→ **Trecho selecionado**
A afirmação se tornou pública na sexta-feira 24 de outubro, antevéspera do segundo turno das eleições. No dia seguinte, o doleiro era internado. Imediatamente, surgiram versões de que ele teria sido alvo de atentado ou queima de arquivo. Oficialmente tratou-se de um infarto. O resto da história, todos sabem: Dilma reeleita por uma margem estreita de votos em relação ao senador Aécio Neves (PSDB). Difícil prever se o surgimento desse novo elemento – no caso, o bilhete de Youssef – seria capaz de mudar os rumos da eleição. É certo, no entanto, que o Planalto, tinha total interesse em manter o documento incógnito em meio ao calor da campanha. Seu vazamento era totalmente inconveniente a Dilma àquela altura.

→ **Tarefa obrigatória 1**
Devolva sem nenhuma alteração as linhas da listagem, desde a que contém "dimension: 12 inch width bbox=[742, 740, 1011, 873]" até o final da listagem, incluindo ambas as extremidades.
O trecho acima não tem nenhuma relação com a listagem.

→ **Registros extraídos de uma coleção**
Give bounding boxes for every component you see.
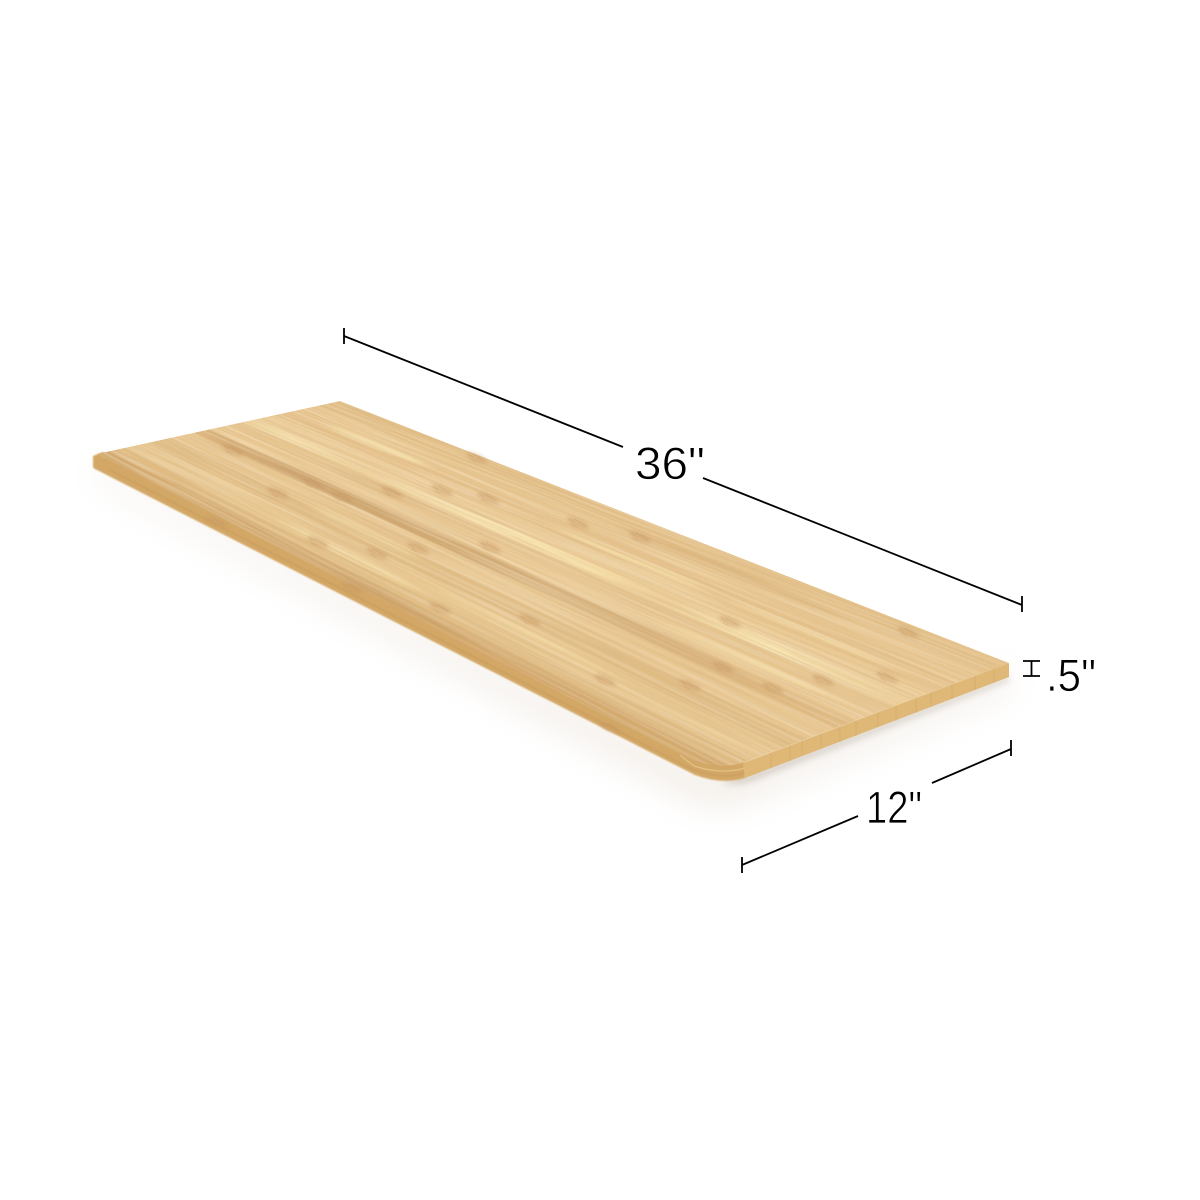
dimension: 12 inch width bbox=[742, 740, 1011, 873]
front end edge bbox=[743, 663, 1009, 778]
bamboo top surface bbox=[98, 401, 1008, 766]
dimension: 0.5 inch thickness bbox=[1023, 650, 1096, 701]
dimension: 36 inch length: 36" bbox=[635, 438, 705, 489]
dimension: 12 inch width: 12" bbox=[866, 782, 922, 833]
dimension: 36 inch length bbox=[344, 328, 1022, 612]
long side edge bbox=[93, 452, 745, 781]
dimension: 0.5 inch thickness: .5" bbox=[1046, 650, 1096, 701]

→ **Tarefa obrigatória 2**
Continue o trecho sobre o bilhete de Youssef e a eleição a partir da última frase apresentada.

→ **Resposta 1**
dimension: 12 inch width bbox=[742, 740, 1011, 873]
front end edge bbox=[743, 663, 1009, 778]
bamboo top surface bbox=[98, 401, 1008, 766]
dimension: 0.5 inch thickness bbox=[1023, 650, 1096, 701]
dimension: 36 inch length: 36" bbox=[635, 438, 705, 489]
dimension: 12 inch width: 12" bbox=[866, 782, 922, 833]
dimension: 36 inch length bbox=[344, 328, 1022, 612]
long side edge bbox=[93, 452, 745, 781]
dimension: 0.5 inch thickness: .5" bbox=[1046, 650, 1096, 701]

→ **Resposta 2**
 O livro Assassinato de Reputações II, cujo fio condutor é a trajetória da contadora Meire Poza, a ligação com Youssef e sua atuação como informante da PF, traz outra revelação importante. Por intrigante. Segundo Meire, a Lava Jato poderia ter sido deflagrada dois anos antes, em 2012, quando ela se dirigiu pessoalmente à sede da PF em São Paulo e se dispôs a colaborar com informações sobre o esquema operado por Alberto Youssef. Quem a recebeu foi o delegado Otávio Margonari Russo, lotado na Lapa de Baixo, bairro da zona oeste de São Paulo. Ela diz ter levado tudo o que tinha de indícios de Youssef associados ao PT.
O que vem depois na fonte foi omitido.